(DATASET RECORDS):
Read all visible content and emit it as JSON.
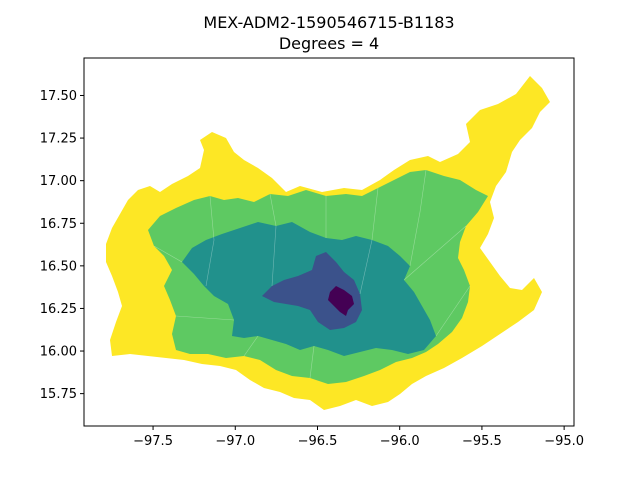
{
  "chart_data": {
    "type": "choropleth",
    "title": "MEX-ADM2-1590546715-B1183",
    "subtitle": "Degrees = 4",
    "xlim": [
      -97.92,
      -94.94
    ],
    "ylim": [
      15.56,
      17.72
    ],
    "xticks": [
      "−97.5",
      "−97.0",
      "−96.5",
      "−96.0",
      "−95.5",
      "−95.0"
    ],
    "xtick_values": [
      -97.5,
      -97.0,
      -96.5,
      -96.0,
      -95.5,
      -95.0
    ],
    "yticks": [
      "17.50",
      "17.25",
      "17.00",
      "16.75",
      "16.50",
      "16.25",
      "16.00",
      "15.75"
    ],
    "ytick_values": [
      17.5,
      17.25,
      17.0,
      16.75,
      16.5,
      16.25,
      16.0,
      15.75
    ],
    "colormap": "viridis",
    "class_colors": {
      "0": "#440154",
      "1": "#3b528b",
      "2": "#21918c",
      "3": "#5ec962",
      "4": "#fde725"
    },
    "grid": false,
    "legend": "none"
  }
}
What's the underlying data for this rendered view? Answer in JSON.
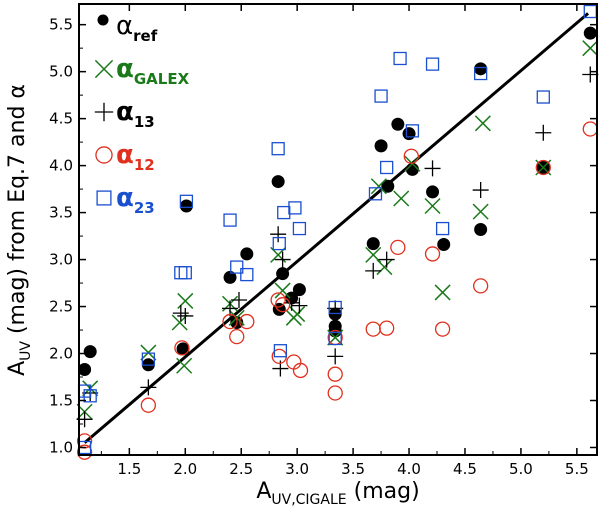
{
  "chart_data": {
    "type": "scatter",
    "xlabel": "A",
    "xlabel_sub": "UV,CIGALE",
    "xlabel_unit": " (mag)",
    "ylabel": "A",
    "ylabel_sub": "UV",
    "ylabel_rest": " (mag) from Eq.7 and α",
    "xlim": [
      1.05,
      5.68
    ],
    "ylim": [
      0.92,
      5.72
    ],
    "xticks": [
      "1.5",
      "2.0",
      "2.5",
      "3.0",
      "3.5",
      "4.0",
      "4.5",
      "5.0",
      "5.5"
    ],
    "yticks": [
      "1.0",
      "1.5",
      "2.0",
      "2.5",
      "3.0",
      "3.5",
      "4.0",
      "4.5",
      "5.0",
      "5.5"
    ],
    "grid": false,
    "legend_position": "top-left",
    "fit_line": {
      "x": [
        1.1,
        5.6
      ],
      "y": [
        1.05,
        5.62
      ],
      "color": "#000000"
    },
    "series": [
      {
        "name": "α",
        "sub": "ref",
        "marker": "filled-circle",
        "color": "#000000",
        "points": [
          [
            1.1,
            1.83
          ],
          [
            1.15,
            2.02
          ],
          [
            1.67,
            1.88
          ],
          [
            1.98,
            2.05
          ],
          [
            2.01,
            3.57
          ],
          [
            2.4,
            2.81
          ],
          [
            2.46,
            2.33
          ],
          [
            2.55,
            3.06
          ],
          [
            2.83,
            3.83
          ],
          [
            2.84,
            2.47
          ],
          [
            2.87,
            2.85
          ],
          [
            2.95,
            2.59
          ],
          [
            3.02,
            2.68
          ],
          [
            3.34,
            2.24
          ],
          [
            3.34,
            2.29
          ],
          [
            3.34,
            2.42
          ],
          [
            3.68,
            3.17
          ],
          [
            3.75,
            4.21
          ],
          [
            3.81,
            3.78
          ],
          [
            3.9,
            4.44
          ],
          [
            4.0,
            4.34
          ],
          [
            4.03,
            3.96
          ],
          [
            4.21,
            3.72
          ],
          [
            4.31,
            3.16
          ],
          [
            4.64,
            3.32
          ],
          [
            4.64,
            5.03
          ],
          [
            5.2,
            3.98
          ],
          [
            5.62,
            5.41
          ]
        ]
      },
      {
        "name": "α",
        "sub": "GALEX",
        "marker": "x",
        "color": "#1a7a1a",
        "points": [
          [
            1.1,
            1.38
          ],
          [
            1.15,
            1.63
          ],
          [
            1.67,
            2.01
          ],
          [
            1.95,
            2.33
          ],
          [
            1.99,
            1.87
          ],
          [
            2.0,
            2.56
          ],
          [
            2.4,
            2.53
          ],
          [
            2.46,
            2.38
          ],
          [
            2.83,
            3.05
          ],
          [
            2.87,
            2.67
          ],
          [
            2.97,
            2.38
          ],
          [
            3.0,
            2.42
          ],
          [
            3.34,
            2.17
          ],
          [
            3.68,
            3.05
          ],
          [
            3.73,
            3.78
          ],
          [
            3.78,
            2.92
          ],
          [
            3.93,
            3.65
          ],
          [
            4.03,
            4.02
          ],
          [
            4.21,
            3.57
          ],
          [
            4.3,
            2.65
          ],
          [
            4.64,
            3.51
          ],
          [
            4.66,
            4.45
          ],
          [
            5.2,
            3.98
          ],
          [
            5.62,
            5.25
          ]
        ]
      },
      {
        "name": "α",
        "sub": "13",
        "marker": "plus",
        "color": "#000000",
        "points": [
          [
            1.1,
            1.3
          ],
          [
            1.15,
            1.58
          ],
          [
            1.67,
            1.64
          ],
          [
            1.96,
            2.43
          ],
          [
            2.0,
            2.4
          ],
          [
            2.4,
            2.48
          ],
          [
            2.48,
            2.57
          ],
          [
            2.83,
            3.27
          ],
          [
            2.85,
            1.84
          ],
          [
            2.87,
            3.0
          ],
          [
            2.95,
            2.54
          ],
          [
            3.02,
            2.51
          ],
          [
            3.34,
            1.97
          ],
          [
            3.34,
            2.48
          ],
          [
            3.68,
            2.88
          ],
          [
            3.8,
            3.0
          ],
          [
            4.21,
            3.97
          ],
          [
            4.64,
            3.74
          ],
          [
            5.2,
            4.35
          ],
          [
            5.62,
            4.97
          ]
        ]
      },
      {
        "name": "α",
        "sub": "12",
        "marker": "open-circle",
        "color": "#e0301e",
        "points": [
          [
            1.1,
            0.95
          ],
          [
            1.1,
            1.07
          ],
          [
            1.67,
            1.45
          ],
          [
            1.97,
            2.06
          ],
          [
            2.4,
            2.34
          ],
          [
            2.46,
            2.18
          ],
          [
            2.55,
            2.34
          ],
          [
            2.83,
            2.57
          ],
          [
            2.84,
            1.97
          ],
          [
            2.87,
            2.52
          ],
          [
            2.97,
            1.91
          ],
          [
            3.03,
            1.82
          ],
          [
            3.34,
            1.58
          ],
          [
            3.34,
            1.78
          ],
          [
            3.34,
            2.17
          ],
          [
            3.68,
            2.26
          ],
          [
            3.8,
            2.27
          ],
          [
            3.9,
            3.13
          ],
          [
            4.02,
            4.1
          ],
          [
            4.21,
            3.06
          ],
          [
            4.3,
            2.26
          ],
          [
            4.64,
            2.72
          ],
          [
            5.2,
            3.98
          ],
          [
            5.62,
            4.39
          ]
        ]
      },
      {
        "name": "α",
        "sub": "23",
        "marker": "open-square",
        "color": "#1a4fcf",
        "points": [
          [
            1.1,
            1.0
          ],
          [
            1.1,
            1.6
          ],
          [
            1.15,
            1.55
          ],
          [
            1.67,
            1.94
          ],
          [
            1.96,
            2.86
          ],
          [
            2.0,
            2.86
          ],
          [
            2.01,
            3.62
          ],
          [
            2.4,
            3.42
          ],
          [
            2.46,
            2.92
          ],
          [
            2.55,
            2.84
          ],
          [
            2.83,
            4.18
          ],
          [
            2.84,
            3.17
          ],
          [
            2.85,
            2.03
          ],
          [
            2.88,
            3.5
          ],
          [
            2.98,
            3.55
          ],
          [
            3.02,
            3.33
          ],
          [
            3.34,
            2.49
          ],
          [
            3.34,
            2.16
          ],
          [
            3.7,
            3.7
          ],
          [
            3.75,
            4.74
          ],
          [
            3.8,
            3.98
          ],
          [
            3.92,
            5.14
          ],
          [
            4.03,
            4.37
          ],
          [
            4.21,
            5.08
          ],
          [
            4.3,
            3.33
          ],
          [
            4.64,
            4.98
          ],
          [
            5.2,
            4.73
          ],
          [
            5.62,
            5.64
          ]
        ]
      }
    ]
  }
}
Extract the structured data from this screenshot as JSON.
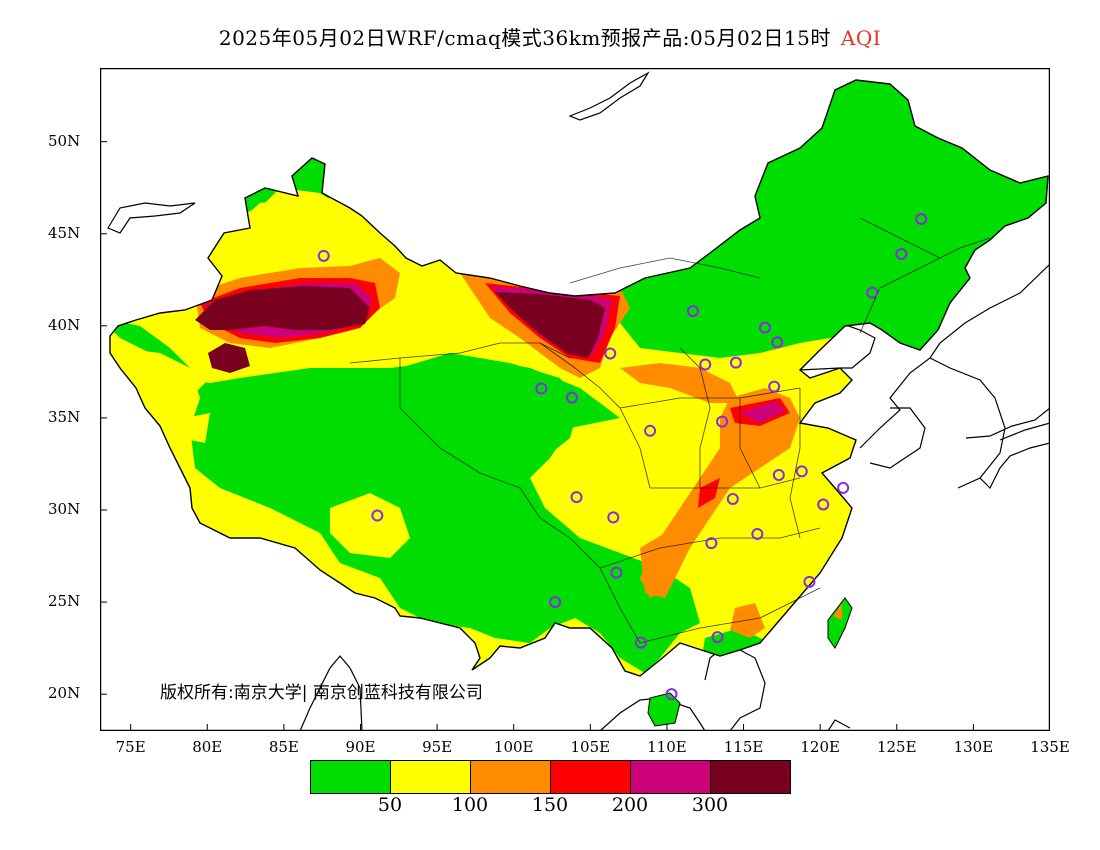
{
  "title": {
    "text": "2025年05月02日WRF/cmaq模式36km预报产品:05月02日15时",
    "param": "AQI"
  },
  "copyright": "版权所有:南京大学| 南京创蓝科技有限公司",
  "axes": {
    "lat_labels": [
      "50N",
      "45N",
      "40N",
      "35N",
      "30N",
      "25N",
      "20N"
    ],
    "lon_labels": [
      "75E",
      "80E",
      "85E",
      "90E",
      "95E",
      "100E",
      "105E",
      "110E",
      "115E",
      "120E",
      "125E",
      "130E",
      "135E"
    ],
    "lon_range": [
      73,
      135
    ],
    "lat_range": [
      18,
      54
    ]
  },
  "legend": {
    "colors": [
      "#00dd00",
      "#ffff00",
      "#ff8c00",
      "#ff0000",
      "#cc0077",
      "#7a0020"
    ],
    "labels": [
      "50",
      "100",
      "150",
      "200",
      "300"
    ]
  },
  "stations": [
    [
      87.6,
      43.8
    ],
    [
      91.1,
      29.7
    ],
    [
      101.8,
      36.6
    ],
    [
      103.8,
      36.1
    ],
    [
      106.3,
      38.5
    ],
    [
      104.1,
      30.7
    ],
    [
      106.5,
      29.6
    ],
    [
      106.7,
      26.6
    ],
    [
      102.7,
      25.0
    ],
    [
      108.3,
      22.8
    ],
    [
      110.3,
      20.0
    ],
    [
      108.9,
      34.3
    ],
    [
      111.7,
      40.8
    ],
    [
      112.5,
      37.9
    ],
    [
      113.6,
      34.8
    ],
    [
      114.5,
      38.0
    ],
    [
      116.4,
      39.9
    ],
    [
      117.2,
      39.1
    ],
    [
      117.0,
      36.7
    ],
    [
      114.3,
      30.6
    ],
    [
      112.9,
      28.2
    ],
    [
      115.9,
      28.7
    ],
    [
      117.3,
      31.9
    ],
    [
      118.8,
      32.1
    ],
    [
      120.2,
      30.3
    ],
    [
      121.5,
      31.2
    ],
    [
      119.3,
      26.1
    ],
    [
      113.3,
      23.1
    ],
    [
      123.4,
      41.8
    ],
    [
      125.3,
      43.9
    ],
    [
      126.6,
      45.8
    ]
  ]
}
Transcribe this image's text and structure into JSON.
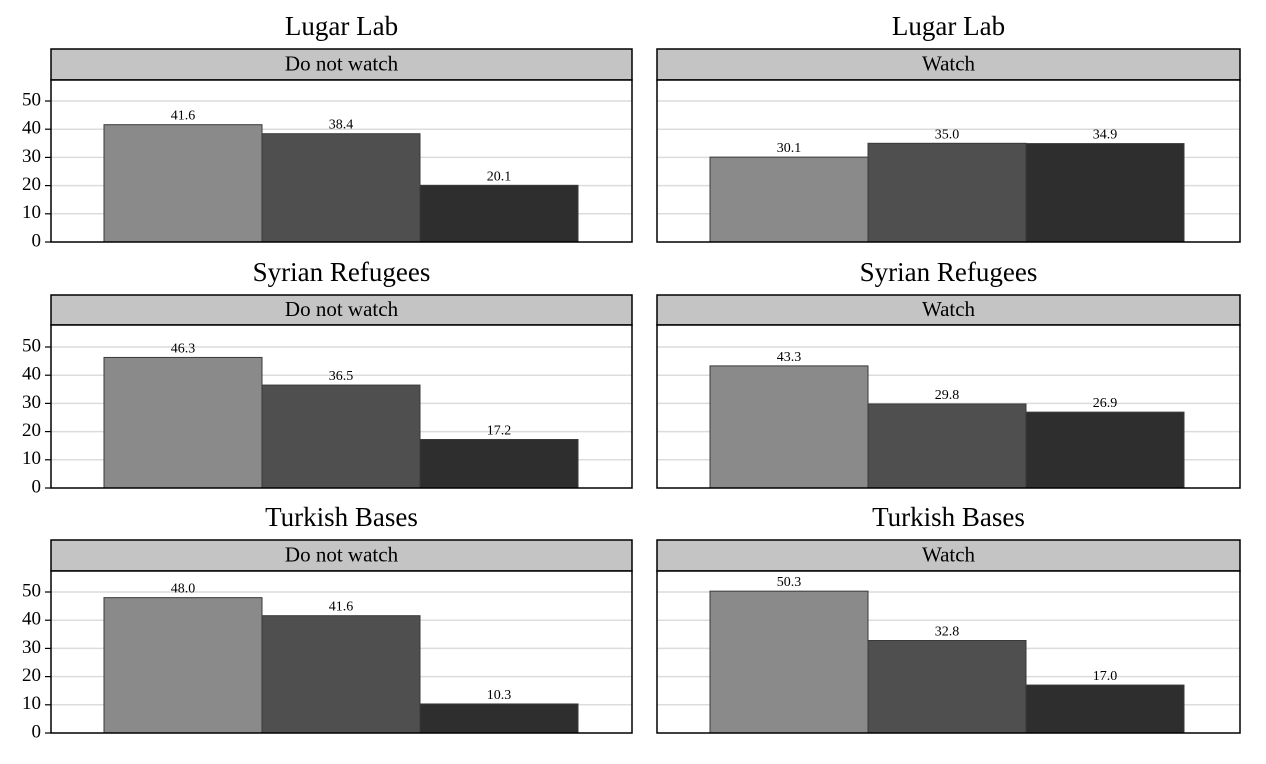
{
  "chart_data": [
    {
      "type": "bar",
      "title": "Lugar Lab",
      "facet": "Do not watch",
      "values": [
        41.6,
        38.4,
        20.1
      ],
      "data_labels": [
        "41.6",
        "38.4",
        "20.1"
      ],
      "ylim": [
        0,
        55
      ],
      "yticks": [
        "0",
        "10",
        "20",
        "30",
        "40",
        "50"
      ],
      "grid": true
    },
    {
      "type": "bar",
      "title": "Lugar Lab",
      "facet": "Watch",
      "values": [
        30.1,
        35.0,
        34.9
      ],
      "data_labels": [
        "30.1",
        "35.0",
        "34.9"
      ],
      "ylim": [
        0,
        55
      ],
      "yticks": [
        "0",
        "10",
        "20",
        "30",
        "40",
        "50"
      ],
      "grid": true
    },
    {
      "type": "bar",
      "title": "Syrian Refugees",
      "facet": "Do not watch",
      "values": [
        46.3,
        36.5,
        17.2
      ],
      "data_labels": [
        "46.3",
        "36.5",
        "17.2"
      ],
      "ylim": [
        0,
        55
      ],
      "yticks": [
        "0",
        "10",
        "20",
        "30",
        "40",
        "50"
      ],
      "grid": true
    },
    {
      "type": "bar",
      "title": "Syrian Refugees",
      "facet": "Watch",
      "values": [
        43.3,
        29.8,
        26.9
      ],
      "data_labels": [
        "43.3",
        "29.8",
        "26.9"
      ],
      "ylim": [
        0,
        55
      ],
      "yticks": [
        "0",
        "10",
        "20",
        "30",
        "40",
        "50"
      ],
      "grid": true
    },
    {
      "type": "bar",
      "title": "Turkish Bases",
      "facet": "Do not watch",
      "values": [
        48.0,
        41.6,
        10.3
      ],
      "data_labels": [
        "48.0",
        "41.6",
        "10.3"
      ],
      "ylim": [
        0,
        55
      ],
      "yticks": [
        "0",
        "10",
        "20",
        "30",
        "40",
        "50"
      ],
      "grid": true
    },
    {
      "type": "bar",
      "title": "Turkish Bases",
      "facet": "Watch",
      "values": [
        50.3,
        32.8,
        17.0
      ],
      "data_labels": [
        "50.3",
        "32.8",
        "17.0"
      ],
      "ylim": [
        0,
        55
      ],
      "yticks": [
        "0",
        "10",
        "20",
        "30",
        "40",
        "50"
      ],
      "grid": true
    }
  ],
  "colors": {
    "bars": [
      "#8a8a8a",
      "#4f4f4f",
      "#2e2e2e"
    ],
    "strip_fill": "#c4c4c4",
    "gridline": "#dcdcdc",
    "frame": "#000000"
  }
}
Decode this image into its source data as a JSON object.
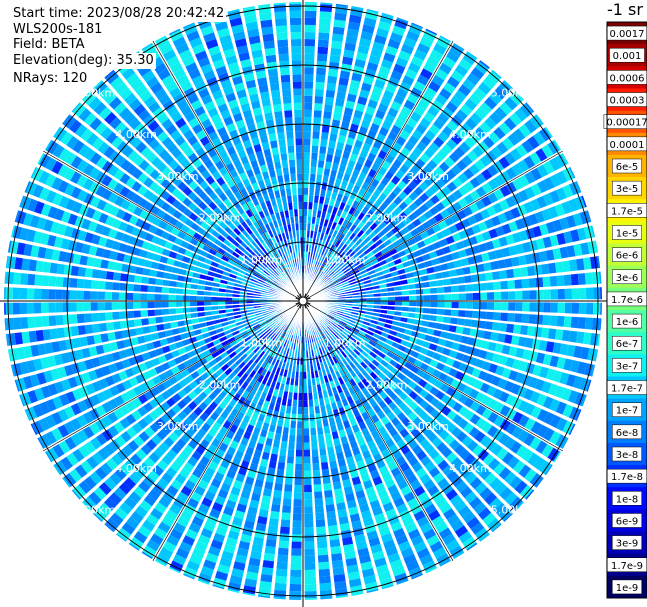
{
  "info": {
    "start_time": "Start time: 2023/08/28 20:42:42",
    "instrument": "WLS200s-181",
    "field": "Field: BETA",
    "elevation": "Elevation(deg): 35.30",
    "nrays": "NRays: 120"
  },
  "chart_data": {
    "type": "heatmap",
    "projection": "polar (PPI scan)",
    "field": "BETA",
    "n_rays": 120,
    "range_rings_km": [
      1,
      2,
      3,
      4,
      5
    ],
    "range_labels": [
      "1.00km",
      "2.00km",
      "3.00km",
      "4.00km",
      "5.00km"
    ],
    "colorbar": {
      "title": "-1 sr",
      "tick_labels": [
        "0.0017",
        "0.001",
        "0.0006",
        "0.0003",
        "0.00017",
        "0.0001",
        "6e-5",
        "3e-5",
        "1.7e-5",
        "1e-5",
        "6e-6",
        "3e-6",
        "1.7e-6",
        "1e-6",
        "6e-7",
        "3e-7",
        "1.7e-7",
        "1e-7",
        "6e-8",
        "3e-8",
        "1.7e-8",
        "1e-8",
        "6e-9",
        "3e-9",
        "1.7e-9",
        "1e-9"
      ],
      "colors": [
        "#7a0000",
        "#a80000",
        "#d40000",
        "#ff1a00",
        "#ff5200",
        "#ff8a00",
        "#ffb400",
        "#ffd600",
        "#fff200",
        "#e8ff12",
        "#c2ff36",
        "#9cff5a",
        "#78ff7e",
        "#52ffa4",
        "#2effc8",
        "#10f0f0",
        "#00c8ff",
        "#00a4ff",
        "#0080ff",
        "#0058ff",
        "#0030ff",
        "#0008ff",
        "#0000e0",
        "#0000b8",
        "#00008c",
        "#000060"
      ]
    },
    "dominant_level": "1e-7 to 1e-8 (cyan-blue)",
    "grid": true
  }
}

(WHAT TO DO): Return only those lines of the records that contain the string "into".

(THE REPLY):
Transcribe this image's text and structure into JSON.
Decode this image into its source data as a JSON object.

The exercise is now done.